◆ Task statement: Write the lines of the items below as a JSON list of strings, one string per line and no blank lines, starting at the line with "- position-z-spinner[interactable]: [461, 771, 475, 790]" and running through the line with "- menu-faces[interactable]: Faces: [241, 30, 294, 49]", both included.
* * * * *
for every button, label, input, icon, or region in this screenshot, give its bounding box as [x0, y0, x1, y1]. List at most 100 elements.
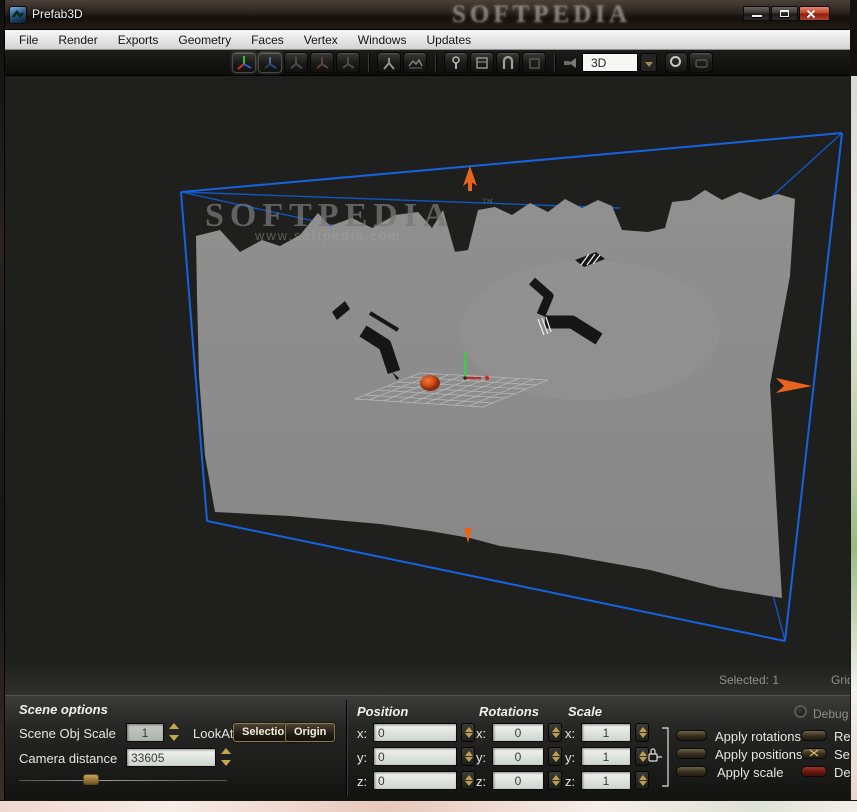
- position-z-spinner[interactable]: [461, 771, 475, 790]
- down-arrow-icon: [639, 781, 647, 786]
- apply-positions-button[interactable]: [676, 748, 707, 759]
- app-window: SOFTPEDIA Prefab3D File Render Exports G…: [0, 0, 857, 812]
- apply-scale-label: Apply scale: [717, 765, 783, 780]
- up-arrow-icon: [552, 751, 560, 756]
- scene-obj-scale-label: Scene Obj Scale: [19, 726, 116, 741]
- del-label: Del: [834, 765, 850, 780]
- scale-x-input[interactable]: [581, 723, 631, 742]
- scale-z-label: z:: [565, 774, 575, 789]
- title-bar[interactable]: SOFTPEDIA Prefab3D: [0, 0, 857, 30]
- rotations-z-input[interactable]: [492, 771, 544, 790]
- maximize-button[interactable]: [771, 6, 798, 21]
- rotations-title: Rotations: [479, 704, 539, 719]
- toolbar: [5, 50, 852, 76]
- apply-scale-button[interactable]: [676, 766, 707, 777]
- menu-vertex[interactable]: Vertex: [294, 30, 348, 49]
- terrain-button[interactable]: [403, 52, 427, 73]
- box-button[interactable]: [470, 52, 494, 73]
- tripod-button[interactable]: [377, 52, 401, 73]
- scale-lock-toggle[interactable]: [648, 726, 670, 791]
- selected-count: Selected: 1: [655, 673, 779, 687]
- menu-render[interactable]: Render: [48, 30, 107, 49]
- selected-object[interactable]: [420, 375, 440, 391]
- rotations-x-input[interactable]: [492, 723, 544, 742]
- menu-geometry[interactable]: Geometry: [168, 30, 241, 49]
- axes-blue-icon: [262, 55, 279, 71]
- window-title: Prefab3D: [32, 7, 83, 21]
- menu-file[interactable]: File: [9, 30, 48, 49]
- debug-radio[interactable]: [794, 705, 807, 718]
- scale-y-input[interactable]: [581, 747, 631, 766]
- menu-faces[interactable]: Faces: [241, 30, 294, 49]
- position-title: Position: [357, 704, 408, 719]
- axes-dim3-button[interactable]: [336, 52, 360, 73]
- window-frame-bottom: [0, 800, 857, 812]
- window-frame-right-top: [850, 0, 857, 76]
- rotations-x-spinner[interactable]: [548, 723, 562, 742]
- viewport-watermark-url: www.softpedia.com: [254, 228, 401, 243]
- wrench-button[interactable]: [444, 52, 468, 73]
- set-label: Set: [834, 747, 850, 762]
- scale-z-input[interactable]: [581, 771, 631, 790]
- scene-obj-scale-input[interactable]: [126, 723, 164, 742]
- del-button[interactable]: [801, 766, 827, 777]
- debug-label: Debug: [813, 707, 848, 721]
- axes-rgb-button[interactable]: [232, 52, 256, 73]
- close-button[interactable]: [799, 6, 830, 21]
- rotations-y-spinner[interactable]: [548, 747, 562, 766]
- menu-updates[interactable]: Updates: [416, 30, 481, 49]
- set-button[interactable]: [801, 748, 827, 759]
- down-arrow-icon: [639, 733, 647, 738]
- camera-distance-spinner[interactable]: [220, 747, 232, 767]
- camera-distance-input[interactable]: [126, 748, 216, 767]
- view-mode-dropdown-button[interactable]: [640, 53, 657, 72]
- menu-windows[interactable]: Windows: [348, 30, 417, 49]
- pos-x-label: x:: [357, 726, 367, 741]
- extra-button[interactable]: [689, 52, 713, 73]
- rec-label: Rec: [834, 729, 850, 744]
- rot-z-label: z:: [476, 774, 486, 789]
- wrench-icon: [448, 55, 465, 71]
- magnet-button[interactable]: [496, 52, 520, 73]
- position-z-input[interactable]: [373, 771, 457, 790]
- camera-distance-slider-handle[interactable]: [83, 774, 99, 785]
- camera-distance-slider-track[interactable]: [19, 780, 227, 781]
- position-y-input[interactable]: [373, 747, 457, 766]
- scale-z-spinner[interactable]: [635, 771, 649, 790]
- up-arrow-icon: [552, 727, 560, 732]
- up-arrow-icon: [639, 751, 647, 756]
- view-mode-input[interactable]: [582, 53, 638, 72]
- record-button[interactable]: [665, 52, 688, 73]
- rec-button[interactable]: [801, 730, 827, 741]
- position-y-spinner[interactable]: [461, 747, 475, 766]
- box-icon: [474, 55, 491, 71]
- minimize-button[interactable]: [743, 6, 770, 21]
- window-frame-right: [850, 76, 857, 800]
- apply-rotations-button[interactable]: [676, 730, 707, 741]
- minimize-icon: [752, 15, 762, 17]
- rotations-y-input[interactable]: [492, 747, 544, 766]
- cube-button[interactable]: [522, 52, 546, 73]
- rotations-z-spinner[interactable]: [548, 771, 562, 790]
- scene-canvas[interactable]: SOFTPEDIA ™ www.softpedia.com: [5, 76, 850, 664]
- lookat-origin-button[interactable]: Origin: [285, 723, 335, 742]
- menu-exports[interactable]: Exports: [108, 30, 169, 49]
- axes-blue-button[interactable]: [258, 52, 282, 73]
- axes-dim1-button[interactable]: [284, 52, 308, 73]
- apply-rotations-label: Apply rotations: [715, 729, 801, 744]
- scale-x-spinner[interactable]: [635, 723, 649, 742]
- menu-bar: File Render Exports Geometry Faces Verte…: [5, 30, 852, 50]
* * * * *
◆ Output:
[
  "- position-z-spinner[interactable]: [461, 771, 475, 790]",
  "- down-arrow-icon: [639, 781, 647, 786]",
  "- apply-positions-button[interactable]: [676, 748, 707, 759]",
  "- app-window: SOFTPEDIA Prefab3D File Render Exports G…: [0, 0, 857, 812]",
  "- apply-scale-label: Apply scale: [717, 765, 783, 780]",
  "- up-arrow-icon: [552, 751, 560, 756]",
  "- scene-obj-scale-label: Scene Obj Scale: [19, 726, 116, 741]",
  "- del-label: Del: [834, 765, 850, 780]",
  "- scale-x-input[interactable]: [581, 723, 631, 742]",
  "- scale-z-label: z:: [565, 774, 575, 789]",
  "- title-bar[interactable]: SOFTPEDIA Prefab3D: [0, 0, 857, 30]",
  "- rotations-z-input[interactable]: [492, 771, 544, 790]",
  "- maximize-button[interactable]: [771, 6, 798, 21]",
  "- rotations-title: Rotations: [479, 704, 539, 719]",
  "- toolbar: [5, 50, 852, 76]",
  "- apply-scale-button[interactable]: [676, 766, 707, 777]",
  "- menu-vertex[interactable]: Vertex: [294, 30, 348, 49]",
  "- terrain-button[interactable]: [403, 52, 427, 73]",
  "- box-button[interactable]: [470, 52, 494, 73]",
  "- tripod-button[interactable]: [377, 52, 401, 73]",
  "- scale-lock-toggle[interactable]: [648, 726, 670, 791]",
  "- selected-count: Selected: 1: [655, 673, 779, 687]",
  "- menu-render[interactable]: Render: [48, 30, 107, 49]",
  "- selected-object[interactable]: [420, 375, 440, 391]",
  "- rotations-x-input[interactable]: [492, 723, 544, 742]",
  "- menu-geometry[interactable]: Geometry: [168, 30, 241, 49]",
  "- axes-blue-icon: [262, 55, 279, 71]",
  "- window-title: Prefab3D: [32, 7, 83, 21]",
  "- menu-file[interactable]: File: [9, 30, 48, 49]",
  "- debug-radio[interactable]: [794, 705, 807, 718]",
  "- scale-y-input[interactable]: [581, 747, 631, 766]",
  "- menu-faces[interactable]: Faces: [241, 30, 294, 49]"
]